Objective
Find the line that contains "Decode this image". Output it and every line after it to the end of the records, exactly as they appear.

Data entries
[start]

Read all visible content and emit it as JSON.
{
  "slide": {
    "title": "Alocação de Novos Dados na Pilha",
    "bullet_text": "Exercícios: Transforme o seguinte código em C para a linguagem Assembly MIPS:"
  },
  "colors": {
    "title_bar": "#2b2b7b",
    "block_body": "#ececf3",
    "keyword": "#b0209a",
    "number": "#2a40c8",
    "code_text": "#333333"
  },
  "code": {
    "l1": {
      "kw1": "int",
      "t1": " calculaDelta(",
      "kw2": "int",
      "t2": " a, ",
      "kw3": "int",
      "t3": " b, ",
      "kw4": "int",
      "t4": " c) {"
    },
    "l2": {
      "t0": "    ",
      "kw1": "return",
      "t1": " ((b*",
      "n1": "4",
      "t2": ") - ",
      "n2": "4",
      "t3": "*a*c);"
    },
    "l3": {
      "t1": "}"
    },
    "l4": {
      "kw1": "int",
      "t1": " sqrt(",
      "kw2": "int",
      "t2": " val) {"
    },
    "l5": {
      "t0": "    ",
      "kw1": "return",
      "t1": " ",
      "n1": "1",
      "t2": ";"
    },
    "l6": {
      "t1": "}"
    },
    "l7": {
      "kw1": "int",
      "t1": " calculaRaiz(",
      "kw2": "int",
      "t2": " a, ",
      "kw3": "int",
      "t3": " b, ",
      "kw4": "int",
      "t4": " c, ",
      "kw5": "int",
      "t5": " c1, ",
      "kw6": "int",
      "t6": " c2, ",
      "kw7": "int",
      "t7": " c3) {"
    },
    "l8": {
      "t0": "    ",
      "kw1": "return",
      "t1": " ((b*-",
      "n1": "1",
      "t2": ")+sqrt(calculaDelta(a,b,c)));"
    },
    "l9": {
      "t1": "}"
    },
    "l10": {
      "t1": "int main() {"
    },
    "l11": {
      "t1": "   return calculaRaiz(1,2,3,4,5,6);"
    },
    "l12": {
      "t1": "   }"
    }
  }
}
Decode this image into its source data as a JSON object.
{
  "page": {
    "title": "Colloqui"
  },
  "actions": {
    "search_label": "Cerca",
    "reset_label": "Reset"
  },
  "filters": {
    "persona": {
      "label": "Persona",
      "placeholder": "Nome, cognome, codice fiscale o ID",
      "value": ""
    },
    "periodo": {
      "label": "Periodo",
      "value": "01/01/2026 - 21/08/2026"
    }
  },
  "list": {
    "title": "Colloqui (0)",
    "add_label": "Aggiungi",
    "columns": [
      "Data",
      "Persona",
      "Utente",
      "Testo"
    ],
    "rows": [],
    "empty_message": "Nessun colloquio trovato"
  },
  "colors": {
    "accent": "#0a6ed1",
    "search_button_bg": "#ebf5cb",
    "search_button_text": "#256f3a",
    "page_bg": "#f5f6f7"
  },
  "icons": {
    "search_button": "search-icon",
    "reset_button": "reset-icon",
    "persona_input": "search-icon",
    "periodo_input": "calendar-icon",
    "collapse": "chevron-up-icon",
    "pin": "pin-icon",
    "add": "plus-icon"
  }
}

[end]

Answer to the task
Decode this image into its source data as a JSON object.
{
  "page": {
    "title": "Colloqui"
  },
  "actions": {
    "search_label": "Cerca",
    "reset_label": "Reset"
  },
  "filters": {
    "persona": {
      "label": "Persona",
      "placeholder": "Nome, cognome, codice fiscale o ID",
      "value": ""
    },
    "periodo": {
      "label": "Periodo",
      "value": "01/01/2026 - 21/08/2026"
    }
  },
  "list": {
    "title": "Colloqui (0)",
    "add_label": "Aggiungi",
    "columns": [
      "Data",
      "Persona",
      "Utente",
      "Testo"
    ],
    "rows": [],
    "empty_message": "Nessun colloquio trovato"
  },
  "colors": {
    "accent": "#0a6ed1",
    "search_button_bg": "#ebf5cb",
    "search_button_text": "#256f3a",
    "page_bg": "#f5f6f7"
  },
  "icons": {
    "search_button": "search-icon",
    "reset_button": "reset-icon",
    "persona_input": "search-icon",
    "periodo_input": "calendar-icon",
    "collapse": "chevron-up-icon",
    "pin": "pin-icon",
    "add": "plus-icon"
  }
}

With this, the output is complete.